EXCERPTED RECORDS:
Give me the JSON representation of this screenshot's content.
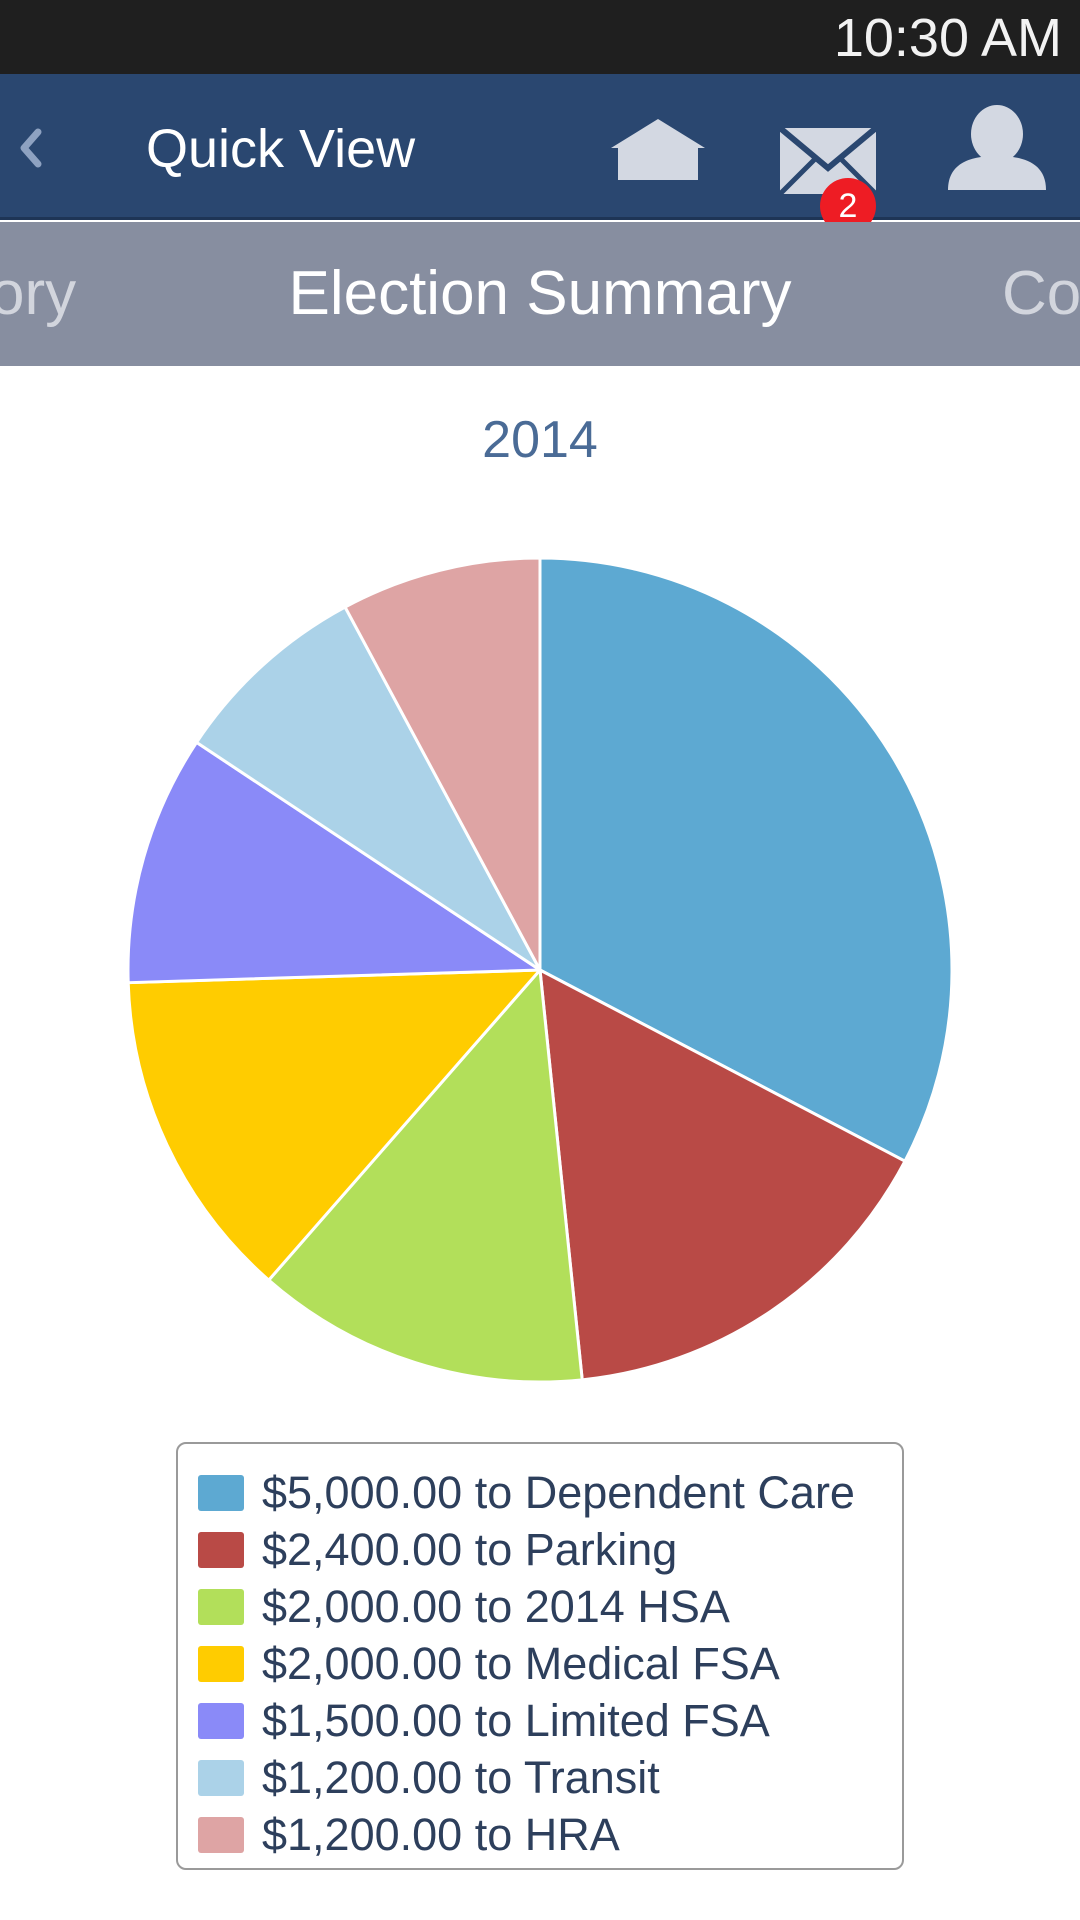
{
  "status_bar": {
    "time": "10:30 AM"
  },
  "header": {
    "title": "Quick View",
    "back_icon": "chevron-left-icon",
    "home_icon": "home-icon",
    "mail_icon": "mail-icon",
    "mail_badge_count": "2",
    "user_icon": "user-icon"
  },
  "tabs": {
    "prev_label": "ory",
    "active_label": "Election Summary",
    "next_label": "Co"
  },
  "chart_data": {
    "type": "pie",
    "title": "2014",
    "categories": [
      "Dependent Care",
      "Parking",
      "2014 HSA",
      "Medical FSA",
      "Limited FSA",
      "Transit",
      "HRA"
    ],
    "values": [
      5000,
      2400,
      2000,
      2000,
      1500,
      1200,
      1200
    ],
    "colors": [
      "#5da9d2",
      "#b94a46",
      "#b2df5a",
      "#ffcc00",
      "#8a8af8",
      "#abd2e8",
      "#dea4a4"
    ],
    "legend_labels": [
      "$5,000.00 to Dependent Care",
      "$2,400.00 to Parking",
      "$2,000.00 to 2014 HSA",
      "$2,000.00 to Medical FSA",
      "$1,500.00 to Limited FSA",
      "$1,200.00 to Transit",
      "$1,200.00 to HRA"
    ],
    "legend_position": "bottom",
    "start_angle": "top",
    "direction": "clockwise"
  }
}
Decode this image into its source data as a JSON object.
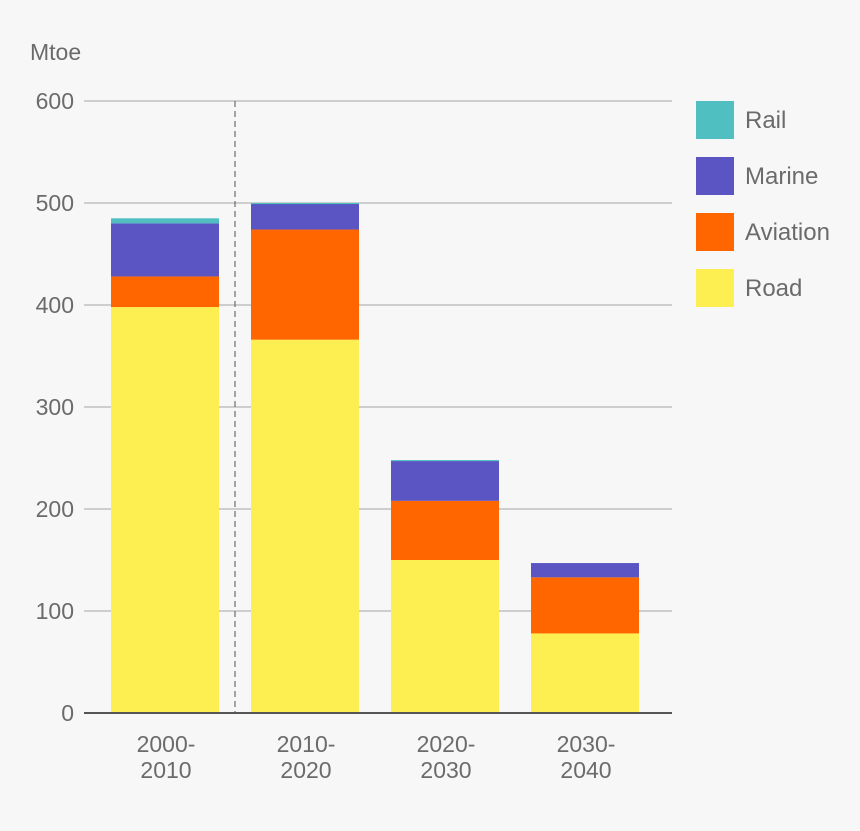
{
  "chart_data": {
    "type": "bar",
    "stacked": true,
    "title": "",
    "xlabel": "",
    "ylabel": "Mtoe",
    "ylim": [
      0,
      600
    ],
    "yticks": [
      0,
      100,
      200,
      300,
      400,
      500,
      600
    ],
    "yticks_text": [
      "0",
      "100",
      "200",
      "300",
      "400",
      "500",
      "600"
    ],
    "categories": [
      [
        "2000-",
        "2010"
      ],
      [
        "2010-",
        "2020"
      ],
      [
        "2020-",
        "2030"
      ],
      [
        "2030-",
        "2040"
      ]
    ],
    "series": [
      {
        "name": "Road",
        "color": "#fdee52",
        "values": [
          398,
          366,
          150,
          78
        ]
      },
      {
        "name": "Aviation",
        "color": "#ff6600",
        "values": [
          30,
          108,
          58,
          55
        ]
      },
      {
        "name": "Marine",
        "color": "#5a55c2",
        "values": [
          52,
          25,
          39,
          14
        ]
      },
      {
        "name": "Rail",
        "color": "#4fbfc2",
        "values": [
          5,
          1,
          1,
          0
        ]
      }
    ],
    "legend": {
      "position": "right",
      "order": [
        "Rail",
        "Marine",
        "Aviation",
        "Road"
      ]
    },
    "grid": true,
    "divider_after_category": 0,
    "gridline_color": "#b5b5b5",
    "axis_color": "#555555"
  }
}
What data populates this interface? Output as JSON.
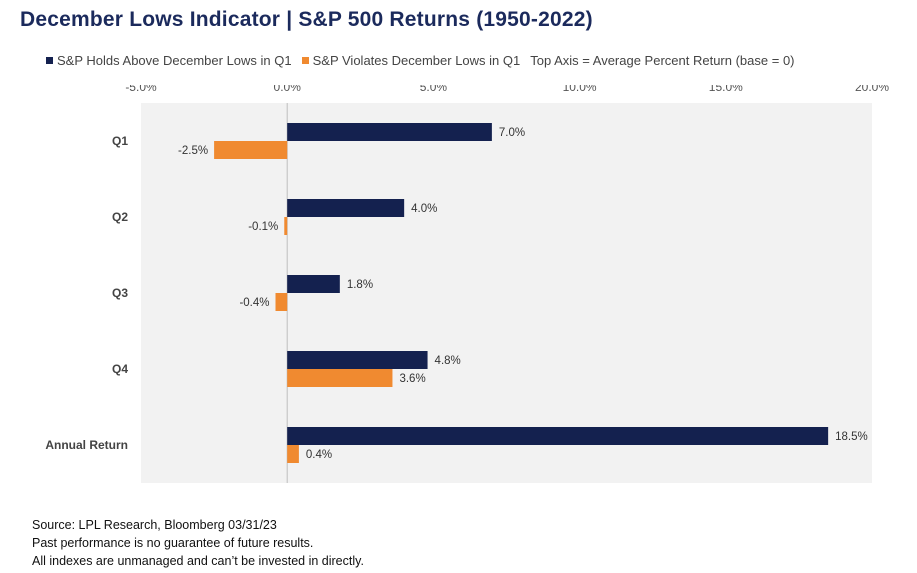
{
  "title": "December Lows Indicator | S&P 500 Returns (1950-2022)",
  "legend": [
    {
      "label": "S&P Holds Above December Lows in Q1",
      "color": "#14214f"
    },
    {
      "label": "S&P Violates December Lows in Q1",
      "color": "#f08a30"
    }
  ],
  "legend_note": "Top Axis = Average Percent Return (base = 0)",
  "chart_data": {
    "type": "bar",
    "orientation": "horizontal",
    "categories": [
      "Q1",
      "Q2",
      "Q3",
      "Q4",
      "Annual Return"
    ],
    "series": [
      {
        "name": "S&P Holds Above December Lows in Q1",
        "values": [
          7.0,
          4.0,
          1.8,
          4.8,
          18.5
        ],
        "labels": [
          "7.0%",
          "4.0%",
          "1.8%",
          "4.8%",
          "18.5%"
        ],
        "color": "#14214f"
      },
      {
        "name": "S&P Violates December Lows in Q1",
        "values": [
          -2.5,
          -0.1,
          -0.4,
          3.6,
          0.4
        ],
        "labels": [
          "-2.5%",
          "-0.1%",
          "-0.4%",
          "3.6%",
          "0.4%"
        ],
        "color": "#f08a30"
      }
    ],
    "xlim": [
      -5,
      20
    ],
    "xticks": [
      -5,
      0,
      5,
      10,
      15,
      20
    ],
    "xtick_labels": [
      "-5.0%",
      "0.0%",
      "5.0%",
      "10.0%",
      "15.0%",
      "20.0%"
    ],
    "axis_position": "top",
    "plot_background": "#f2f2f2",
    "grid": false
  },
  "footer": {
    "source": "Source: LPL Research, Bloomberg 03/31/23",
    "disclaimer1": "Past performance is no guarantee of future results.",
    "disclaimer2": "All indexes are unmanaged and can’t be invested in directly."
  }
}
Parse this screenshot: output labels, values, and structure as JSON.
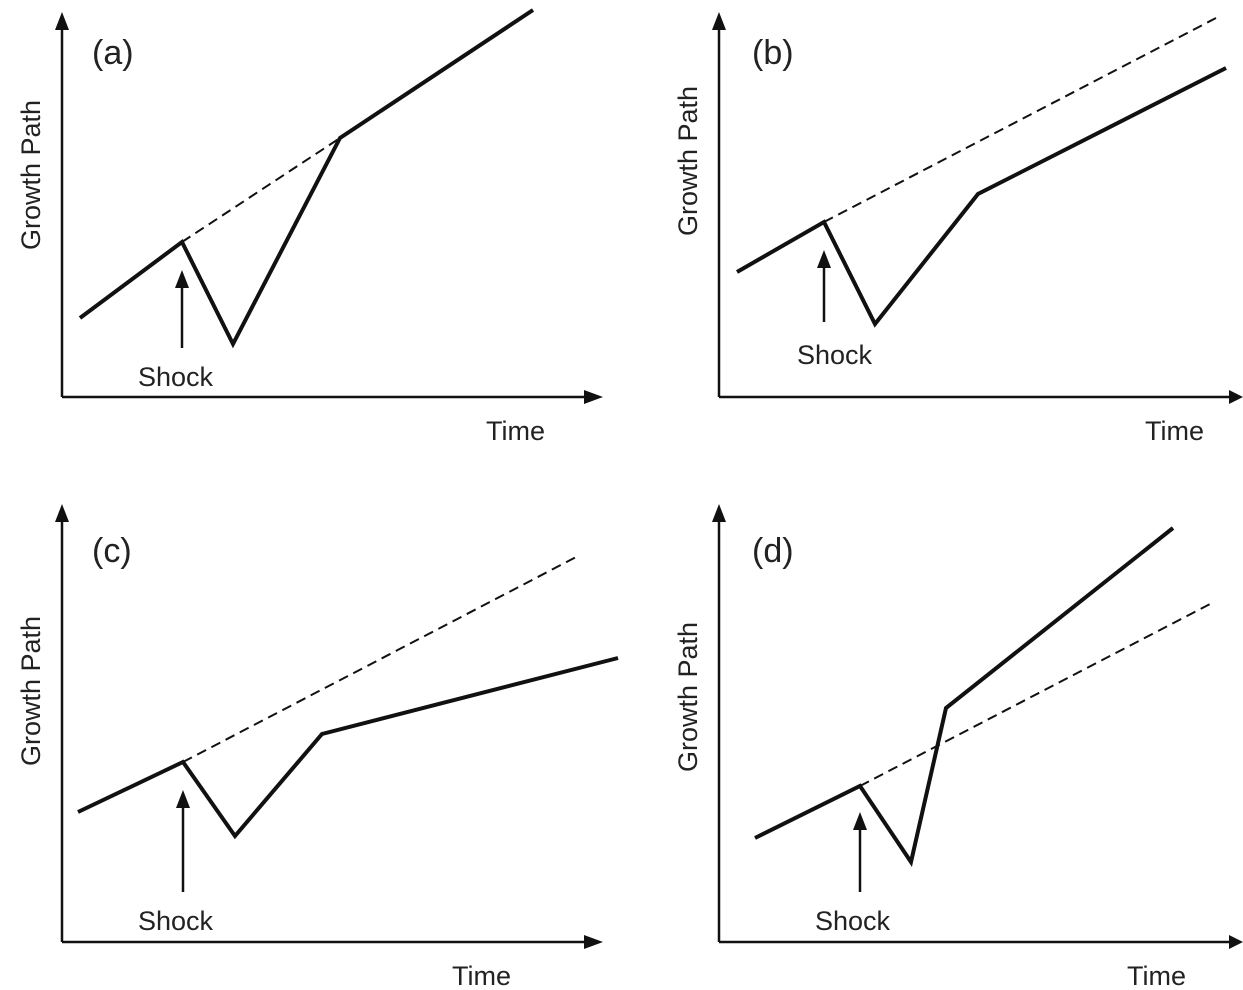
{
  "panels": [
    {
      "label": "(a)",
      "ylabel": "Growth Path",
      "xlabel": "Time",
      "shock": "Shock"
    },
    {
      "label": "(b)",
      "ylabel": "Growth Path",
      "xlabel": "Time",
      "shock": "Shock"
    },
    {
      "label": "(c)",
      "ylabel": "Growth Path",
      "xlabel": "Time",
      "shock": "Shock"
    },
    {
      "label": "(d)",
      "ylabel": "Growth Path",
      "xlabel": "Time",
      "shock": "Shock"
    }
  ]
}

SET EXERCISE:
Copy every record above exactly as written, but leave out the pictures.

CORRECT RESULT:
Give me the JSON representation of this screenshot's content.
{
  "status_bar": {
    "time": "10:30 AM"
  },
  "header": {
    "title": "Quick View",
    "back_icon": "chevron-left-icon",
    "home_icon": "home-icon",
    "mail_icon": "mail-icon",
    "mail_badge_count": "2",
    "user_icon": "user-icon"
  },
  "tabs": {
    "prev_label": "ory",
    "active_label": "Election Summary",
    "next_label": "Co"
  },
  "chart_data": {
    "type": "pie",
    "title": "2014",
    "categories": [
      "Dependent Care",
      "Parking",
      "2014 HSA",
      "Medical FSA",
      "Limited FSA",
      "Transit",
      "HRA"
    ],
    "values": [
      5000,
      2400,
      2000,
      2000,
      1500,
      1200,
      1200
    ],
    "colors": [
      "#5da9d2",
      "#b94a46",
      "#b2df5a",
      "#ffcc00",
      "#8a8af8",
      "#abd2e8",
      "#dea4a4"
    ],
    "legend_labels": [
      "$5,000.00 to Dependent Care",
      "$2,400.00 to Parking",
      "$2,000.00 to 2014 HSA",
      "$2,000.00 to Medical FSA",
      "$1,500.00 to Limited FSA",
      "$1,200.00 to Transit",
      "$1,200.00 to HRA"
    ],
    "legend_position": "bottom",
    "start_angle": "top",
    "direction": "clockwise"
  }
}
Decode this image into its source data as a JSON object.
{
  "chart_data": {
    "type": "bar",
    "stacked": true,
    "title": "",
    "xlabel": "",
    "ylabel": "Mtoe",
    "ylim": [
      0,
      600
    ],
    "yticks": [
      0,
      100,
      200,
      300,
      400,
      500,
      600
    ],
    "yticks_text": [
      "0",
      "100",
      "200",
      "300",
      "400",
      "500",
      "600"
    ],
    "categories": [
      [
        "2000-",
        "2010"
      ],
      [
        "2010-",
        "2020"
      ],
      [
        "2020-",
        "2030"
      ],
      [
        "2030-",
        "2040"
      ]
    ],
    "series": [
      {
        "name": "Road",
        "color": "#fdee52",
        "values": [
          398,
          366,
          150,
          78
        ]
      },
      {
        "name": "Aviation",
        "color": "#ff6600",
        "values": [
          30,
          108,
          58,
          55
        ]
      },
      {
        "name": "Marine",
        "color": "#5a55c2",
        "values": [
          52,
          25,
          39,
          14
        ]
      },
      {
        "name": "Rail",
        "color": "#4fbfc2",
        "values": [
          5,
          1,
          1,
          0
        ]
      }
    ],
    "legend": {
      "position": "right",
      "order": [
        "Rail",
        "Marine",
        "Aviation",
        "Road"
      ]
    },
    "grid": true,
    "divider_after_category": 0,
    "gridline_color": "#b5b5b5",
    "axis_color": "#555555"
  }
}
What data populates this interface? Output as JSON.
{
  "title": "December Lows Indicator | S&P 500 Returns (1950-2022)",
  "legend": [
    {
      "label": "S&P Holds Above December Lows in Q1",
      "color": "#14214f"
    },
    {
      "label": "S&P Violates December Lows in Q1",
      "color": "#f08a30"
    }
  ],
  "legend_note": "Top Axis = Average Percent Return (base = 0)",
  "chart_data": {
    "type": "bar",
    "orientation": "horizontal",
    "categories": [
      "Q1",
      "Q2",
      "Q3",
      "Q4",
      "Annual Return"
    ],
    "series": [
      {
        "name": "S&P Holds Above December Lows in Q1",
        "values": [
          7.0,
          4.0,
          1.8,
          4.8,
          18.5
        ],
        "labels": [
          "7.0%",
          "4.0%",
          "1.8%",
          "4.8%",
          "18.5%"
        ],
        "color": "#14214f"
      },
      {
        "name": "S&P Violates December Lows in Q1",
        "values": [
          -2.5,
          -0.1,
          -0.4,
          3.6,
          0.4
        ],
        "labels": [
          "-2.5%",
          "-0.1%",
          "-0.4%",
          "3.6%",
          "0.4%"
        ],
        "color": "#f08a30"
      }
    ],
    "xlim": [
      -5,
      20
    ],
    "xticks": [
      -5,
      0,
      5,
      10,
      15,
      20
    ],
    "xtick_labels": [
      "-5.0%",
      "0.0%",
      "5.0%",
      "10.0%",
      "15.0%",
      "20.0%"
    ],
    "axis_position": "top",
    "plot_background": "#f2f2f2",
    "grid": false
  },
  "footer": {
    "source": "Source: LPL Research, Bloomberg 03/31/23",
    "disclaimer1": "Past performance is no guarantee of future results.",
    "disclaimer2": "All indexes are unmanaged and can’t be invested in directly."
  }
}
Parse this screenshot: output labels, values, and structure as JSON.
{
  "panels": [
    {
      "label": "(a)",
      "ylabel": "Growth Path",
      "xlabel": "Time",
      "shock": "Shock"
    },
    {
      "label": "(b)",
      "ylabel": "Growth Path",
      "xlabel": "Time",
      "shock": "Shock"
    },
    {
      "label": "(c)",
      "ylabel": "Growth Path",
      "xlabel": "Time",
      "shock": "Shock"
    },
    {
      "label": "(d)",
      "ylabel": "Growth Path",
      "xlabel": "Time",
      "shock": "Shock"
    }
  ]
}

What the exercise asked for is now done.